● **Directive**: The records below must be retyped exactly.

Collected data:
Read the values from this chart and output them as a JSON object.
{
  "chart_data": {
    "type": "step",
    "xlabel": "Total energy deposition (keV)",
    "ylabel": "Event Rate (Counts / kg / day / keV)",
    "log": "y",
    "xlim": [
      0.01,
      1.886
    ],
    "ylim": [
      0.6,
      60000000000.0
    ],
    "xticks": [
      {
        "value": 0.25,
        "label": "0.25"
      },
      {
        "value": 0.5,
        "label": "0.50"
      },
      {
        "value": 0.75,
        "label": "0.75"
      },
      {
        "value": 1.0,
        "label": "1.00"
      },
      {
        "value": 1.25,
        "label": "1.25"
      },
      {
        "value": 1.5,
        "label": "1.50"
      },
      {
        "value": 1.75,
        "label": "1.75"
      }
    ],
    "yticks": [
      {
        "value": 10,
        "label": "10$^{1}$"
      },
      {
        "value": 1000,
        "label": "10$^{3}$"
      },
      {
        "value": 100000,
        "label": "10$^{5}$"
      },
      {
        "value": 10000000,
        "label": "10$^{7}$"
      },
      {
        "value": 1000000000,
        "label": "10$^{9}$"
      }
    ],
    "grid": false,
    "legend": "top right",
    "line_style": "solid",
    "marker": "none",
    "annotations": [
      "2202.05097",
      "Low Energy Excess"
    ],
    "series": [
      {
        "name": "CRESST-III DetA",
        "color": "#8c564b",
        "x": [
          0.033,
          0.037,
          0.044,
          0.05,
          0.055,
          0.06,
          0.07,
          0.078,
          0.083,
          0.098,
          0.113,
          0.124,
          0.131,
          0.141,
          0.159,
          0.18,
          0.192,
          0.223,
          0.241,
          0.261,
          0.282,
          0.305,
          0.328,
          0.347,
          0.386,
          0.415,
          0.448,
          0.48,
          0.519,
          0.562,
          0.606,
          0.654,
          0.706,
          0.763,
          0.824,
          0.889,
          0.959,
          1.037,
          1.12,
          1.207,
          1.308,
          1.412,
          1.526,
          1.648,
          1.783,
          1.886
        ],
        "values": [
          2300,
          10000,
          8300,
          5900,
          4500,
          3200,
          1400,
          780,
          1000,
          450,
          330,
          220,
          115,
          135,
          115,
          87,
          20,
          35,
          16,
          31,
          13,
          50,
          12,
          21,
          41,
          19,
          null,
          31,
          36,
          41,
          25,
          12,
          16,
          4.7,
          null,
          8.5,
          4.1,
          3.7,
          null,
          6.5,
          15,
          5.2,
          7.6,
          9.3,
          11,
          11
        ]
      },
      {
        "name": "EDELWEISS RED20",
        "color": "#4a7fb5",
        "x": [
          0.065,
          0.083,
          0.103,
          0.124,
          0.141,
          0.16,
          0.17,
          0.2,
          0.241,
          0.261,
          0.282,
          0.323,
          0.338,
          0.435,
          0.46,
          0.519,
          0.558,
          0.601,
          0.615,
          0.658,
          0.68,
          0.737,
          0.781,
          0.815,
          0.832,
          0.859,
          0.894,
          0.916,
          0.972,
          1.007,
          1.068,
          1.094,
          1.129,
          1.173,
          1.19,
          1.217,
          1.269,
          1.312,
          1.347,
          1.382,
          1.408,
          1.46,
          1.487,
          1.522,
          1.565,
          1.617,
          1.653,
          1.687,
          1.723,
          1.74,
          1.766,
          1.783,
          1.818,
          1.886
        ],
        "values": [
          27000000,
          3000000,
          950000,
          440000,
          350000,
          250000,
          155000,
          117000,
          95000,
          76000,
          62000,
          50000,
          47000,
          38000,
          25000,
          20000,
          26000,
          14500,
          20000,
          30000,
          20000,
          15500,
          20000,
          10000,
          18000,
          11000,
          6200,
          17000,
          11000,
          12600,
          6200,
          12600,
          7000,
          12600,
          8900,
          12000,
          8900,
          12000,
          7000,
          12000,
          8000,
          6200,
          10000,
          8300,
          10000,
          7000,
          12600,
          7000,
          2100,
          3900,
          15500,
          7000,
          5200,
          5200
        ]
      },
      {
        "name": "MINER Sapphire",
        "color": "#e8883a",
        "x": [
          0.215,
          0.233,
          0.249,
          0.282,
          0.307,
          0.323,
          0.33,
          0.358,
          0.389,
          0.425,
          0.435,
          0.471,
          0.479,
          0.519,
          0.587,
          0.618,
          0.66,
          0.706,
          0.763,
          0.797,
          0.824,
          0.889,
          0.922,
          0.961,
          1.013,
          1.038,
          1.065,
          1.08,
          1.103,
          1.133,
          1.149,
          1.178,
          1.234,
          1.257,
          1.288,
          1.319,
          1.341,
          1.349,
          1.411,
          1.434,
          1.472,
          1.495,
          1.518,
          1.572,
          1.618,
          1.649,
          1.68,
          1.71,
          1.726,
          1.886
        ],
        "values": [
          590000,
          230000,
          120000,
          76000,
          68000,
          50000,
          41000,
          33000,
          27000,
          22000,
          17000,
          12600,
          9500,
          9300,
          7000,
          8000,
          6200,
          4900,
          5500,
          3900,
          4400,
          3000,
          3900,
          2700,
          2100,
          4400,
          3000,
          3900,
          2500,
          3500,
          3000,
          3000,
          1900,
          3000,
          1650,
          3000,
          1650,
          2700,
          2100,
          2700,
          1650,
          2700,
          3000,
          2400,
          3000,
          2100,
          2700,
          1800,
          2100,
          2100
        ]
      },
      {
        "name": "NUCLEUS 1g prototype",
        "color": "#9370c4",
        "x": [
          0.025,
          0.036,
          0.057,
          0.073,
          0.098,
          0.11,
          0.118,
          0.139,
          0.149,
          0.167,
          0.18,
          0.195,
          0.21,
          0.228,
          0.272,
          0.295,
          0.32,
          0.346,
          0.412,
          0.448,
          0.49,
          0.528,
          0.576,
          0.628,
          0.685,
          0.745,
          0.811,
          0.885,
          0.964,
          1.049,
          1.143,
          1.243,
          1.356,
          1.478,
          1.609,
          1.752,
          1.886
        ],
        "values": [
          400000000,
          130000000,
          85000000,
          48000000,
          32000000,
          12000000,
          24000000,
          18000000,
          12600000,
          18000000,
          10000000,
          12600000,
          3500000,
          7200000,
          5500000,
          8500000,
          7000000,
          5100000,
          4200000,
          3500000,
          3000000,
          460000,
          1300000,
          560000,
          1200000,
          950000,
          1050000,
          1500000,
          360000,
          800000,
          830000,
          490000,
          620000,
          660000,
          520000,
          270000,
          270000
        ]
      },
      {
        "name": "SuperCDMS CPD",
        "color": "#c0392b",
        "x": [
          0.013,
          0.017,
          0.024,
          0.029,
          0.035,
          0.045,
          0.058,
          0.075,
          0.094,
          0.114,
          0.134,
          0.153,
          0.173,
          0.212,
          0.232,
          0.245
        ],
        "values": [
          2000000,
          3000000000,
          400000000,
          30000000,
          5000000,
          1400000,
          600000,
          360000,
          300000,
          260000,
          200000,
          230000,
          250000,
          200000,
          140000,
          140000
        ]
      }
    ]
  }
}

● **Solution to the exercise**:
Read the values from this chart and output them as a JSON object.
{
  "chart_data": {
    "type": "step",
    "xlabel": "Total energy deposition (keV)",
    "ylabel": "Event Rate (Counts / kg / day / keV)",
    "log": "y",
    "xlim": [
      0.01,
      1.886
    ],
    "ylim": [
      0.6,
      60000000000.0
    ],
    "xticks": [
      {
        "value": 0.25,
        "label": "0.25"
      },
      {
        "value": 0.5,
        "label": "0.50"
      },
      {
        "value": 0.75,
        "label": "0.75"
      },
      {
        "value": 1.0,
        "label": "1.00"
      },
      {
        "value": 1.25,
        "label": "1.25"
      },
      {
        "value": 1.5,
        "label": "1.50"
      },
      {
        "value": 1.75,
        "label": "1.75"
      }
    ],
    "yticks": [
      {
        "value": 10,
        "label": "10$^{1}$"
      },
      {
        "value": 1000,
        "label": "10$^{3}$"
      },
      {
        "value": 100000,
        "label": "10$^{5}$"
      },
      {
        "value": 10000000,
        "label": "10$^{7}$"
      },
      {
        "value": 1000000000,
        "label": "10$^{9}$"
      }
    ],
    "grid": false,
    "legend": "top right",
    "line_style": "solid",
    "marker": "none",
    "annotations": [
      "2202.05097",
      "Low Energy Excess"
    ],
    "series": [
      {
        "name": "CRESST-III DetA",
        "color": "#8c564b",
        "x": [
          0.033,
          0.037,
          0.044,
          0.05,
          0.055,
          0.06,
          0.07,
          0.078,
          0.083,
          0.098,
          0.113,
          0.124,
          0.131,
          0.141,
          0.159,
          0.18,
          0.192,
          0.223,
          0.241,
          0.261,
          0.282,
          0.305,
          0.328,
          0.347,
          0.386,
          0.415,
          0.448,
          0.48,
          0.519,
          0.562,
          0.606,
          0.654,
          0.706,
          0.763,
          0.824,
          0.889,
          0.959,
          1.037,
          1.12,
          1.207,
          1.308,
          1.412,
          1.526,
          1.648,
          1.783,
          1.886
        ],
        "values": [
          2300,
          10000,
          8300,
          5900,
          4500,
          3200,
          1400,
          780,
          1000,
          450,
          330,
          220,
          115,
          135,
          115,
          87,
          20,
          35,
          16,
          31,
          13,
          50,
          12,
          21,
          41,
          19,
          null,
          31,
          36,
          41,
          25,
          12,
          16,
          4.7,
          null,
          8.5,
          4.1,
          3.7,
          null,
          6.5,
          15,
          5.2,
          7.6,
          9.3,
          11,
          11
        ]
      },
      {
        "name": "EDELWEISS RED20",
        "color": "#4a7fb5",
        "x": [
          0.065,
          0.083,
          0.103,
          0.124,
          0.141,
          0.16,
          0.17,
          0.2,
          0.241,
          0.261,
          0.282,
          0.323,
          0.338,
          0.435,
          0.46,
          0.519,
          0.558,
          0.601,
          0.615,
          0.658,
          0.68,
          0.737,
          0.781,
          0.815,
          0.832,
          0.859,
          0.894,
          0.916,
          0.972,
          1.007,
          1.068,
          1.094,
          1.129,
          1.173,
          1.19,
          1.217,
          1.269,
          1.312,
          1.347,
          1.382,
          1.408,
          1.46,
          1.487,
          1.522,
          1.565,
          1.617,
          1.653,
          1.687,
          1.723,
          1.74,
          1.766,
          1.783,
          1.818,
          1.886
        ],
        "values": [
          27000000,
          3000000,
          950000,
          440000,
          350000,
          250000,
          155000,
          117000,
          95000,
          76000,
          62000,
          50000,
          47000,
          38000,
          25000,
          20000,
          26000,
          14500,
          20000,
          30000,
          20000,
          15500,
          20000,
          10000,
          18000,
          11000,
          6200,
          17000,
          11000,
          12600,
          6200,
          12600,
          7000,
          12600,
          8900,
          12000,
          8900,
          12000,
          7000,
          12000,
          8000,
          6200,
          10000,
          8300,
          10000,
          7000,
          12600,
          7000,
          2100,
          3900,
          15500,
          7000,
          5200,
          5200
        ]
      },
      {
        "name": "MINER Sapphire",
        "color": "#e8883a",
        "x": [
          0.215,
          0.233,
          0.249,
          0.282,
          0.307,
          0.323,
          0.33,
          0.358,
          0.389,
          0.425,
          0.435,
          0.471,
          0.479,
          0.519,
          0.587,
          0.618,
          0.66,
          0.706,
          0.763,
          0.797,
          0.824,
          0.889,
          0.922,
          0.961,
          1.013,
          1.038,
          1.065,
          1.08,
          1.103,
          1.133,
          1.149,
          1.178,
          1.234,
          1.257,
          1.288,
          1.319,
          1.341,
          1.349,
          1.411,
          1.434,
          1.472,
          1.495,
          1.518,
          1.572,
          1.618,
          1.649,
          1.68,
          1.71,
          1.726,
          1.886
        ],
        "values": [
          590000,
          230000,
          120000,
          76000,
          68000,
          50000,
          41000,
          33000,
          27000,
          22000,
          17000,
          12600,
          9500,
          9300,
          7000,
          8000,
          6200,
          4900,
          5500,
          3900,
          4400,
          3000,
          3900,
          2700,
          2100,
          4400,
          3000,
          3900,
          2500,
          3500,
          3000,
          3000,
          1900,
          3000,
          1650,
          3000,
          1650,
          2700,
          2100,
          2700,
          1650,
          2700,
          3000,
          2400,
          3000,
          2100,
          2700,
          1800,
          2100,
          2100
        ]
      },
      {
        "name": "NUCLEUS 1g prototype",
        "color": "#9370c4",
        "x": [
          0.025,
          0.036,
          0.057,
          0.073,
          0.098,
          0.11,
          0.118,
          0.139,
          0.149,
          0.167,
          0.18,
          0.195,
          0.21,
          0.228,
          0.272,
          0.295,
          0.32,
          0.346,
          0.412,
          0.448,
          0.49,
          0.528,
          0.576,
          0.628,
          0.685,
          0.745,
          0.811,
          0.885,
          0.964,
          1.049,
          1.143,
          1.243,
          1.356,
          1.478,
          1.609,
          1.752,
          1.886
        ],
        "values": [
          400000000,
          130000000,
          85000000,
          48000000,
          32000000,
          12000000,
          24000000,
          18000000,
          12600000,
          18000000,
          10000000,
          12600000,
          3500000,
          7200000,
          5500000,
          8500000,
          7000000,
          5100000,
          4200000,
          3500000,
          3000000,
          460000,
          1300000,
          560000,
          1200000,
          950000,
          1050000,
          1500000,
          360000,
          800000,
          830000,
          490000,
          620000,
          660000,
          520000,
          270000,
          270000
        ]
      },
      {
        "name": "SuperCDMS CPD",
        "color": "#c0392b",
        "x": [
          0.013,
          0.017,
          0.024,
          0.029,
          0.035,
          0.045,
          0.058,
          0.075,
          0.094,
          0.114,
          0.134,
          0.153,
          0.173,
          0.212,
          0.232,
          0.245
        ],
        "values": [
          2000000,
          3000000000,
          400000000,
          30000000,
          5000000,
          1400000,
          600000,
          360000,
          300000,
          260000,
          200000,
          230000,
          250000,
          200000,
          140000,
          140000
        ]
      }
    ]
  }
}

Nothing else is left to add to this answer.